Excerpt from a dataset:

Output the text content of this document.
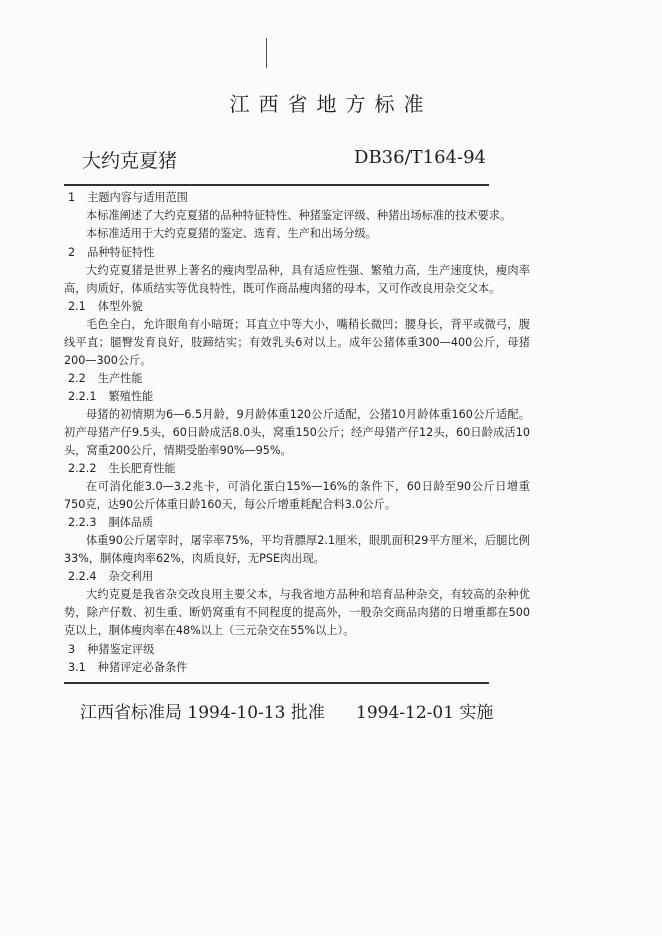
江西省地方标准
大约克夏猪	DB36/T164-94
1 主题内容与适用范围
本标准阐述了大约克夏猪的品种特征特性、种猪鉴定评级、种猪出场标准的技术要求。
本标准适用于大约克夏猪的鉴定、选育、生产和出场分级。
2 品种特征特性
大约克夏猪是世界上著名的瘦肉型品种，具有适应性强、繁殖力高，生产速度快，瘦肉率高，肉质好，体质结实等优良特性，既可作商品瘦肉猪的母本，又可作改良用杂交父本。
2.1 体型外貌
毛色全白，允许眼角有小暗斑；耳直立中等大小，嘴稍长微凹；腰身长，背平或微弓，腹线平直；腿臀发育良好，肢蹄结实；有效乳头6对以上。成年公猪体重300—400公斤，母猪200—300公斤。
2.2 生产性能
2.2.1 繁殖性能
母猪的初情期为6—6.5月龄，9月龄体重120公斤适配，公猪10月龄体重160公斤适配。初产母猪产仔9.5头，60日龄成活8.0头，窝重150公斤；经产母猪产仔12头，60日龄成活10头，窝重200公斤，情期受胎率90%—95%。
2.2.2 生长肥育性能
在可消化能3.0—3.2兆卡，可消化蛋白15%—16%的条件下，60日龄至90公斤日增重750克，达90公斤体重日龄160天，每公斤增重耗配合料3.0公斤。
2.2.3 胴体品质
体重90公斤屠宰时，屠宰率75%，平均背膘厚2.1厘米，眼肌面积29平方厘米，后腿比例33%，胴体瘦肉率62%，肉质良好，无PSE肉出现。
2.2.4 杂交利用
大约克夏是我省杂交改良用主要父本，与我省地方品种和培育品种杂交，有较高的杂种优势，除产仔数、初生重、断奶窝重有不同程度的提高外，一般杂交商品肉猪的日增重都在500克以上，胴体瘦肉率在48%以上（三元杂交在55%以上）。
3 种猪鉴定评级
3.1 种猪评定必备条件
江西省标准局 1994-10-13 批准 1994-12-01 实施
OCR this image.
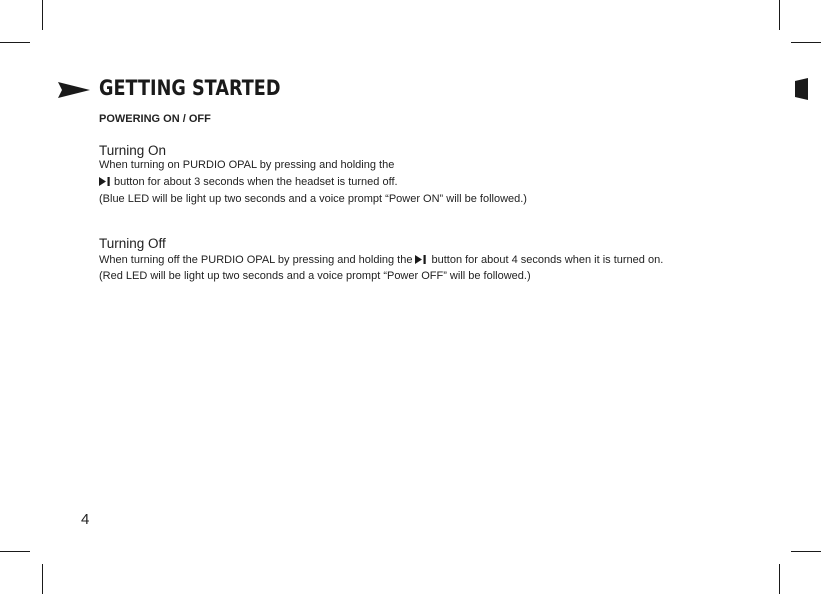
GETTING STARTED
POWERING ON / OFF
Turning On
When turning on PURDIO OPAL by pressing and holding the
button for about 3 seconds when the headset is turned off.
(Blue LED will be light up two seconds and a voice prompt “Power ON” will be followed.)
Turning Off
When turning off the PURDIO OPAL by pressing and holding the button for about 4 seconds when it is turned on.
(Red LED will be light up two seconds and a voice prompt “Power OFF” will be followed.)
4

Aim: Extract every line containing the string "button" from the material.

Output for this task:
button for about 3 seconds when the headset is turned off.
When turning off the PURDIO OPAL by pressing and holding the button for about 4 seconds when it is turned on.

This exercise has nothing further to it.